Work instructions:
Copy out the records word for word, from their first line through the line containing "desktop-icon-vce-player-demo[interactable]: P ↗", with both of those lines included.

◇ ◇ ◇ ◇

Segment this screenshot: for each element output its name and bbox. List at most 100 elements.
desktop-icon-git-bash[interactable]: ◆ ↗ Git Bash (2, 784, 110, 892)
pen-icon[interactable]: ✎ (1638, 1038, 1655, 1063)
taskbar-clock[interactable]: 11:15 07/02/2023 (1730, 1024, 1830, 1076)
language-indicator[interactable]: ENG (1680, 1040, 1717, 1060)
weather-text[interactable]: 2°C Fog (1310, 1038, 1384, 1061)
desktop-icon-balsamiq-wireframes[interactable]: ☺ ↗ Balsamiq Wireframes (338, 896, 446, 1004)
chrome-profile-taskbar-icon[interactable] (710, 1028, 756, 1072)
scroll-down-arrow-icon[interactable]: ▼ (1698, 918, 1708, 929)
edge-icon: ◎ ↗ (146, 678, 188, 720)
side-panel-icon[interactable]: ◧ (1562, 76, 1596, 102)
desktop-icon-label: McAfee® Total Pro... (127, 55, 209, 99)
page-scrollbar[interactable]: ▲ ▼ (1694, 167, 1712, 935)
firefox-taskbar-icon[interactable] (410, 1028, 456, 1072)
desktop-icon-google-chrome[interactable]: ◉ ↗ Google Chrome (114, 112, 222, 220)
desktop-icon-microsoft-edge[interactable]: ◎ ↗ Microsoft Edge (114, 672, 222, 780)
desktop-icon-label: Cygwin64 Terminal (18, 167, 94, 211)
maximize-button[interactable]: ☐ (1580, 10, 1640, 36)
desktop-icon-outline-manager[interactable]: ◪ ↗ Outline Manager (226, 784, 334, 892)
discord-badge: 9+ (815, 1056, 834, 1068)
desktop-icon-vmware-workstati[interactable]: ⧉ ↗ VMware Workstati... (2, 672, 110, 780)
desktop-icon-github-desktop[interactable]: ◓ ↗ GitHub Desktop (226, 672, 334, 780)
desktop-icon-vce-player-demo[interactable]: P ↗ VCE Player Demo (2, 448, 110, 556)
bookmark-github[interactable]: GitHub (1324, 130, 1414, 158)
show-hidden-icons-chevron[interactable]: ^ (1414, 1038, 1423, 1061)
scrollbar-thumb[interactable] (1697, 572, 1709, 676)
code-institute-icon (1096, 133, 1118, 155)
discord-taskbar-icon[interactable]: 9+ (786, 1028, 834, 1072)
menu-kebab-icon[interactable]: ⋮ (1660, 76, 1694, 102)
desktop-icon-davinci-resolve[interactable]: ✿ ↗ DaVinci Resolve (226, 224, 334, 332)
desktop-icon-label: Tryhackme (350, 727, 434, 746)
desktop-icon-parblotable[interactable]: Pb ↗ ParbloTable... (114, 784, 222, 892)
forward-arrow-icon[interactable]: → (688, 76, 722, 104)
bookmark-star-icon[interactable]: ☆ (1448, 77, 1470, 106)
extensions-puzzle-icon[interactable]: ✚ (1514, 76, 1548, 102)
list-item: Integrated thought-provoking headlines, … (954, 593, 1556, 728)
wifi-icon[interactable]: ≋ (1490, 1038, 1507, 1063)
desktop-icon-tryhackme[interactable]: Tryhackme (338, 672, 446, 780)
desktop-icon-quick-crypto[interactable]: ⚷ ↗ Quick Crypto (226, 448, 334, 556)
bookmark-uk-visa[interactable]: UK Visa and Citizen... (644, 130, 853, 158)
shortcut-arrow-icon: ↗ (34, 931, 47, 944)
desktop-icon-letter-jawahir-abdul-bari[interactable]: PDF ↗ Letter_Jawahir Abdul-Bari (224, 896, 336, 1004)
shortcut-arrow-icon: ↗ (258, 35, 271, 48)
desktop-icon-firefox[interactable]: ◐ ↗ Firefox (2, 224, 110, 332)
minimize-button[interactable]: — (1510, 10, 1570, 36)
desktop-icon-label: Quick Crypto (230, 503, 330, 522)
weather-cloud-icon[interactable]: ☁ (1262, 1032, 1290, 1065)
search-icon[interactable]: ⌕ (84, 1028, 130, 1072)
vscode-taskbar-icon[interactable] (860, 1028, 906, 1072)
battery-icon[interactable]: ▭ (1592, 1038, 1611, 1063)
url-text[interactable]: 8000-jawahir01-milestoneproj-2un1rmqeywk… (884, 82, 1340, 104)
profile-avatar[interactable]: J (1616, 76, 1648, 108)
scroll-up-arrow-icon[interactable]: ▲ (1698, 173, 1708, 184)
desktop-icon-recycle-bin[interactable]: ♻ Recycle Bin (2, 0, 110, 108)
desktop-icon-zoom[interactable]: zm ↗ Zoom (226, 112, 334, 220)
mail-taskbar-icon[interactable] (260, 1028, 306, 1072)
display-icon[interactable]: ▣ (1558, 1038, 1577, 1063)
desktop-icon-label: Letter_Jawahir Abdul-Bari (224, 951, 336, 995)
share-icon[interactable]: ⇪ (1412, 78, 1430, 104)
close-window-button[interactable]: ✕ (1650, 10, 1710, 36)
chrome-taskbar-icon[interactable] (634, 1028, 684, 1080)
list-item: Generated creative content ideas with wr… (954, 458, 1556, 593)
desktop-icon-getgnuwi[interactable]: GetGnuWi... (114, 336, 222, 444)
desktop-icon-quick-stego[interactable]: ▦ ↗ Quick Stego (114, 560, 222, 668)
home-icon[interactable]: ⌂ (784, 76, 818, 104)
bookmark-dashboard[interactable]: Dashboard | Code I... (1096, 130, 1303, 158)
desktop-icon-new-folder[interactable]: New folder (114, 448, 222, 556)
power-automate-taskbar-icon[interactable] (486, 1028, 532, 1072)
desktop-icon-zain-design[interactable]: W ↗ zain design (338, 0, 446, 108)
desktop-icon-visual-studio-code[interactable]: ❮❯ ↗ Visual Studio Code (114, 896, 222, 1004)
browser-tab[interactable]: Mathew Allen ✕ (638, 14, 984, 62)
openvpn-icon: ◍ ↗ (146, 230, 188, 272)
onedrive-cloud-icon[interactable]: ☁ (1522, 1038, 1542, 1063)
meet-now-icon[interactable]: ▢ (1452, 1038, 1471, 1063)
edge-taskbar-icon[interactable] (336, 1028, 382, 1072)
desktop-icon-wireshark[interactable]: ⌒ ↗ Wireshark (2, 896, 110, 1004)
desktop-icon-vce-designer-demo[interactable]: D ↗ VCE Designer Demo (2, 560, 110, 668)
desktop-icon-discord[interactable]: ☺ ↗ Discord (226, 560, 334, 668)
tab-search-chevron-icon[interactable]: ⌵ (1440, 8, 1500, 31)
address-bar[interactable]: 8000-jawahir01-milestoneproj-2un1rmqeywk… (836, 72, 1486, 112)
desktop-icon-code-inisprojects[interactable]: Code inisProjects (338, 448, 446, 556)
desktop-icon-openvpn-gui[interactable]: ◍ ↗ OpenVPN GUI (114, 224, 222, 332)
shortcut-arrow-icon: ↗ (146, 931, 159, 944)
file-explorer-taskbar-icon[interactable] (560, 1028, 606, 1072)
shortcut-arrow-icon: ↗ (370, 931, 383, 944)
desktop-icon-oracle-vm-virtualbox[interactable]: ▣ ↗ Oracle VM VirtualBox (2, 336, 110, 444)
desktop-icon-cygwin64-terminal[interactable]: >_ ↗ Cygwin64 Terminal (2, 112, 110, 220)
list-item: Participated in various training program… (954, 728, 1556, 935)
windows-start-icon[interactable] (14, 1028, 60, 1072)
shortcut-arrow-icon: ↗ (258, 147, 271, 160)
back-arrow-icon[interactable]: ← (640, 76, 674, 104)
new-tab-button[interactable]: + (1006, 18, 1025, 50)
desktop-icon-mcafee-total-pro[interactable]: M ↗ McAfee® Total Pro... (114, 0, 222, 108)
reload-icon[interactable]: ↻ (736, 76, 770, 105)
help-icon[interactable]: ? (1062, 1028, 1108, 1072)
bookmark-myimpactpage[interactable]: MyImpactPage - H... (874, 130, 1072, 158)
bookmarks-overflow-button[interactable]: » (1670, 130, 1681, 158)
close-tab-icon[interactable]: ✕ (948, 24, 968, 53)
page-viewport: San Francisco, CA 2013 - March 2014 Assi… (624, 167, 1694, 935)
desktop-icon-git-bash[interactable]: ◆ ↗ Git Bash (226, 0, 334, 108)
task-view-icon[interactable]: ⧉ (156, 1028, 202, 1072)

◇ ◇ ◇ ◇

Result of this exercise:
Segment this screenshot: for each element output its name and bbox. List at most 100 elements.
desktop-icon-git-bash[interactable]: ◆ ↗ Git Bash (2, 784, 110, 892)
pen-icon[interactable]: ✎ (1638, 1038, 1655, 1063)
taskbar-clock[interactable]: 11:15 07/02/2023 (1730, 1024, 1830, 1076)
language-indicator[interactable]: ENG (1680, 1040, 1717, 1060)
weather-text[interactable]: 2°C Fog (1310, 1038, 1384, 1061)
desktop-icon-balsamiq-wireframes[interactable]: ☺ ↗ Balsamiq Wireframes (338, 896, 446, 1004)
chrome-profile-taskbar-icon[interactable] (710, 1028, 756, 1072)
scroll-down-arrow-icon[interactable]: ▼ (1698, 918, 1708, 929)
edge-icon: ◎ ↗ (146, 678, 188, 720)
side-panel-icon[interactable]: ◧ (1562, 76, 1596, 102)
desktop-icon-label: McAfee® Total Pro... (127, 55, 209, 99)
page-scrollbar[interactable]: ▲ ▼ (1694, 167, 1712, 935)
firefox-taskbar-icon[interactable] (410, 1028, 456, 1072)
desktop-icon-google-chrome[interactable]: ◉ ↗ Google Chrome (114, 112, 222, 220)
desktop-icon-microsoft-edge[interactable]: ◎ ↗ Microsoft Edge (114, 672, 222, 780)
desktop-icon-label: Cygwin64 Terminal (18, 167, 94, 211)
maximize-button[interactable]: ☐ (1580, 10, 1640, 36)
desktop-icon-outline-manager[interactable]: ◪ ↗ Outline Manager (226, 784, 334, 892)
discord-badge: 9+ (815, 1056, 834, 1068)
desktop-icon-vmware-workstati[interactable]: ⧉ ↗ VMware Workstati... (2, 672, 110, 780)
desktop-icon-github-desktop[interactable]: ◓ ↗ GitHub Desktop (226, 672, 334, 780)
desktop-icon-vce-player-demo[interactable]: P ↗ VCE Player Demo (2, 448, 110, 556)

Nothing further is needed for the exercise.